▶ **Aim of the exercise**
Please repeat the data below word for word, every line, but leave out the pictures.

= = = =

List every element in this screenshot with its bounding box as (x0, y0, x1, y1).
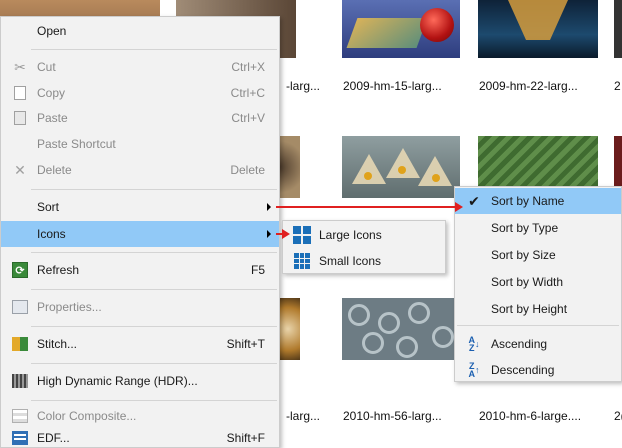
submenu-arrow-icon (267, 203, 271, 211)
thumbnail-caption: 2( (614, 409, 622, 423)
submenu-arrow-icon (267, 230, 271, 238)
menu-item-label: Open (37, 24, 67, 38)
annotation-arrow-sort (276, 206, 458, 208)
thumbnail-image[interactable] (614, 0, 622, 58)
menu-item-label: Cut (37, 60, 56, 74)
thumbnail-caption: 2010-hm-56-larg... (343, 409, 442, 423)
thumbnail-caption: 2 (614, 79, 621, 93)
menu-item-label: Sort by Height (491, 302, 568, 316)
menu-item-stitch[interactable]: Stitch... Shift+T (1, 331, 279, 357)
thumbnail-caption: -larg... (286, 79, 321, 93)
menu-separator (31, 400, 277, 401)
delete-icon: ✕ (14, 161, 26, 178)
menu-item-label: High Dynamic Range (HDR)... (37, 374, 198, 388)
menu-item-properties[interactable]: Properties... (1, 294, 279, 320)
hdr-icon (11, 372, 29, 390)
thumbnail-image[interactable] (342, 136, 460, 198)
paste-icon (11, 109, 29, 127)
menu-separator (457, 325, 619, 326)
menu-item-label: Color Composite... (37, 409, 137, 423)
menu-item-label: Sort by Size (491, 248, 556, 262)
menu-item-label: Paste (37, 111, 68, 125)
menu-item-label: Descending (491, 363, 555, 377)
menu-item-sort-by-type[interactable]: Sort by Type (455, 215, 621, 241)
menu-item-label: Sort by Name (491, 194, 565, 208)
menu-item-sort[interactable]: Sort (1, 194, 279, 220)
thumbnail-image[interactable] (478, 0, 598, 58)
menu-item-label: Icons (37, 227, 66, 241)
menu-item-label: Properties... (37, 300, 102, 314)
menu-item-icons[interactable]: Icons (1, 221, 279, 247)
large-icons-icon (293, 226, 311, 244)
menu-separator (31, 49, 277, 50)
menu-item-sort-by-size[interactable]: Sort by Size (455, 242, 621, 268)
menu-item-label: Delete (37, 163, 72, 177)
icons-submenu: Large Icons Small Icons (282, 220, 446, 274)
menu-separator (31, 252, 277, 253)
menu-item-paste-shortcut[interactable]: Paste Shortcut (1, 131, 279, 157)
sort-ascending-icon: A Z ↓ (468, 335, 480, 353)
menu-separator (31, 289, 277, 290)
menu-item-shortcut: Delete (230, 163, 265, 177)
menu-item-label: Paste Shortcut (37, 137, 116, 151)
scissors-icon: ✂ (14, 58, 26, 75)
menu-item-edf[interactable]: EDF... Shift+F (1, 425, 279, 448)
menu-item-descending[interactable]: Z A ↑ Descending (455, 357, 621, 383)
small-icons-icon (293, 252, 311, 270)
menu-item-small-icons[interactable]: Small Icons (283, 248, 445, 274)
properties-icon (11, 298, 29, 316)
menu-item-refresh[interactable]: ⟳ Refresh F5 (1, 257, 279, 283)
checkmark-icon: ✔ (468, 192, 480, 209)
menu-item-label: Stitch... (37, 337, 78, 351)
color-composite-icon (11, 407, 29, 425)
menu-item-shortcut: Ctrl+C (230, 86, 265, 100)
menu-item-label: Sort by Type (491, 221, 559, 235)
refresh-icon: ⟳ (11, 261, 29, 279)
menu-item-cut[interactable]: ✂ Cut Ctrl+X (1, 54, 279, 80)
menu-item-label: Ascending (491, 337, 548, 351)
menu-item-paste[interactable]: Paste Ctrl+V (1, 105, 279, 131)
menu-item-label: Copy (37, 86, 66, 100)
context-menu: Open ✂ Cut Ctrl+X Copy Ctrl+C Paste Ctrl… (0, 16, 280, 448)
menu-separator (31, 189, 277, 190)
menu-item-large-icons[interactable]: Large Icons (283, 222, 445, 248)
annotation-arrowhead (455, 202, 463, 212)
menu-item-label: Refresh (37, 263, 80, 277)
thumbnail-caption: 2009-hm-15-larg... (343, 79, 442, 93)
menu-item-shortcut: Shift+F (226, 431, 265, 445)
menu-separator (31, 326, 277, 327)
menu-item-sort-by-name[interactable]: ✔ Sort by Name (455, 188, 621, 214)
menu-item-shortcut: F5 (250, 263, 265, 277)
menu-item-hdr[interactable]: High Dynamic Range (HDR)... (1, 368, 279, 394)
thumbnail-caption: -larg... (286, 409, 321, 423)
menu-item-shortcut: Ctrl+V (231, 111, 265, 125)
thumbnail-image[interactable] (342, 298, 460, 360)
menu-item-sort-by-width[interactable]: Sort by Width (455, 269, 621, 295)
menu-item-label: EDF... (37, 431, 70, 445)
menu-item-label: Small Icons (319, 254, 382, 268)
thumbnail-caption: 2009-hm-22-larg... (479, 79, 578, 93)
stitch-icon (11, 335, 29, 353)
thumbnail-image[interactable] (342, 0, 460, 58)
sort-submenu: ✔ Sort by Name Sort by Type Sort by Size… (454, 186, 622, 382)
menu-item-ascending[interactable]: A Z ↓ Ascending (455, 331, 621, 357)
menu-item-shortcut: Ctrl+X (231, 60, 265, 74)
menu-item-sort-by-height[interactable]: Sort by Height (455, 296, 621, 322)
menu-item-open[interactable]: Open (1, 18, 279, 44)
annotation-arrowhead (282, 229, 290, 239)
thumbnail-caption: 2010-hm-6-large.... (479, 409, 582, 423)
menu-item-delete[interactable]: ✕ Delete Delete (1, 157, 279, 183)
menu-item-label: Large Icons (319, 228, 382, 242)
menu-item-copy[interactable]: Copy Ctrl+C (1, 80, 279, 106)
menu-item-shortcut: Shift+T (226, 337, 265, 351)
menu-item-label: Sort (37, 200, 60, 214)
sort-descending-icon: Z A ↑ (468, 361, 480, 379)
menu-item-label: Sort by Width (491, 275, 564, 289)
copy-icon (11, 84, 29, 102)
menu-separator (31, 363, 277, 364)
edf-icon (11, 429, 29, 447)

= = = =

▶ **The response**
List every element in this screenshot with its bounding box as (x0, y0, x1, y1).
submenu-arrow-icon (267, 203, 271, 211)
thumbnail-caption: 2( (614, 409, 622, 423)
submenu-arrow-icon (267, 230, 271, 238)
menu-item-label: Open (37, 24, 67, 38)
annotation-arrow-sort (276, 206, 458, 208)
thumbnail-image[interactable] (614, 0, 622, 58)
menu-item-label: Cut (37, 60, 56, 74)
thumbnail-caption: 2010-hm-56-larg... (343, 409, 442, 423)
thumbnail-caption: 2 (614, 79, 621, 93)
menu-item-label: Sort by Height (491, 302, 568, 316)
menu-item-stitch[interactable]: Stitch... Shift+T (1, 331, 279, 357)
thumbnail-caption: -larg... (286, 79, 321, 93)
menu-separator (31, 400, 277, 401)
delete-icon: ✕ (14, 161, 26, 178)
menu-item-label: High Dynamic Range (HDR)... (37, 374, 198, 388)
menu-item-properties[interactable]: Properties... (1, 294, 279, 320)
hdr-icon (11, 372, 29, 390)
thumbnail-image[interactable] (342, 136, 460, 198)
paste-icon (11, 109, 29, 127)
menu-separator (457, 325, 619, 326)
menu-item-label: Color Composite... (37, 409, 137, 423)
menu-item-label: Sort by Size (491, 248, 556, 262)
menu-item-label: Paste (37, 111, 68, 125)
menu-item-label: Descending (491, 363, 555, 377)
menu-item-sort-by-type[interactable]: Sort by Type (455, 215, 621, 241)
menu-item-label: Sort by Name (491, 194, 565, 208)
menu-item-sort[interactable]: Sort (1, 194, 279, 220)
thumbnail-image[interactable] (478, 0, 598, 58)
menu-item-label: Icons (37, 227, 66, 241)
menu-item-label: Properties... (37, 300, 102, 314)
menu-item-icons[interactable]: Icons (1, 221, 279, 247)
large-icons-icon (293, 226, 311, 244)
menu-separator (31, 49, 277, 50)
menu-item-sort-by-size[interactable]: Sort by Size (455, 242, 621, 268)
menu-item-label: Delete (37, 163, 72, 177)
icons-submenu: Large Icons Small Icons (282, 220, 446, 274)
menu-separator (31, 252, 277, 253)
menu-item-paste-shortcut[interactable]: Paste Shortcut (1, 131, 279, 157)
sort-ascending-icon: A Z ↓ (468, 335, 480, 353)
menu-separator (31, 289, 277, 290)
menu-item-shortcut: Delete (230, 163, 265, 177)
menu-item-label: Paste Shortcut (37, 137, 116, 151)
scissors-icon: ✂ (14, 58, 26, 75)
menu-item-edf[interactable]: EDF... Shift+F (1, 425, 279, 448)
menu-item-descending[interactable]: Z A ↑ Descending (455, 357, 621, 383)
small-icons-icon (293, 252, 311, 270)
menu-item-small-icons[interactable]: Small Icons (283, 248, 445, 274)
properties-icon (11, 298, 29, 316)
menu-item-refresh[interactable]: ⟳ Refresh F5 (1, 257, 279, 283)
checkmark-icon: ✔ (468, 192, 480, 209)
menu-item-label: Stitch... (37, 337, 78, 351)
color-composite-icon (11, 407, 29, 425)
menu-item-shortcut: Ctrl+C (230, 86, 265, 100)
menu-item-label: Sort by Type (491, 221, 559, 235)
refresh-icon: ⟳ (11, 261, 29, 279)
menu-item-cut[interactable]: ✂ Cut Ctrl+X (1, 54, 279, 80)
menu-item-label: Ascending (491, 337, 548, 351)
menu-item-paste[interactable]: Paste Ctrl+V (1, 105, 279, 131)
menu-item-label: Copy (37, 86, 66, 100)
context-menu: Open ✂ Cut Ctrl+X Copy Ctrl+C Paste Ctrl… (0, 16, 280, 448)
menu-separator (31, 189, 277, 190)
menu-item-large-icons[interactable]: Large Icons (283, 222, 445, 248)
annotation-arrowhead (455, 202, 463, 212)
menu-item-label: Refresh (37, 263, 80, 277)
thumbnail-caption: 2009-hm-15-larg... (343, 79, 442, 93)
menu-item-shortcut: Shift+F (226, 431, 265, 445)
menu-separator (31, 326, 277, 327)
menu-item-sort-by-name[interactable]: ✔ Sort by Name (455, 188, 621, 214)
menu-item-shortcut: F5 (250, 263, 265, 277)
menu-item-hdr[interactable]: High Dynamic Range (HDR)... (1, 368, 279, 394)
thumbnail-caption: -larg... (286, 409, 321, 423)
menu-item-shortcut: Ctrl+V (231, 111, 265, 125)
thumbnail-image[interactable] (342, 298, 460, 360)
menu-item-sort-by-width[interactable]: Sort by Width (455, 269, 621, 295)
menu-item-label: EDF... (37, 431, 70, 445)
menu-item-label: Small Icons (319, 254, 382, 268)
thumbnail-caption: 2009-hm-22-larg... (479, 79, 578, 93)
stitch-icon (11, 335, 29, 353)
thumbnail-image[interactable] (342, 0, 460, 58)
sort-submenu: ✔ Sort by Name Sort by Type Sort by Size… (454, 186, 622, 382)
menu-item-ascending[interactable]: A Z ↓ Ascending (455, 331, 621, 357)
menu-item-shortcut: Ctrl+X (231, 60, 265, 74)
menu-item-sort-by-height[interactable]: Sort by Height (455, 296, 621, 322)
menu-item-open[interactable]: Open (1, 18, 279, 44)
annotation-arrowhead (282, 229, 290, 239)
thumbnail-caption: 2010-hm-6-large.... (479, 409, 582, 423)
menu-item-delete[interactable]: ✕ Delete Delete (1, 157, 279, 183)
menu-item-label: Large Icons (319, 228, 382, 242)
menu-item-copy[interactable]: Copy Ctrl+C (1, 80, 279, 106)
menu-item-shortcut: Shift+T (226, 337, 265, 351)
menu-item-label: Sort (37, 200, 60, 214)
sort-descending-icon: Z A ↑ (468, 361, 480, 379)
menu-item-label: Sort by Width (491, 275, 564, 289)
copy-icon (11, 84, 29, 102)
menu-separator (31, 363, 277, 364)
edf-icon (11, 429, 29, 447)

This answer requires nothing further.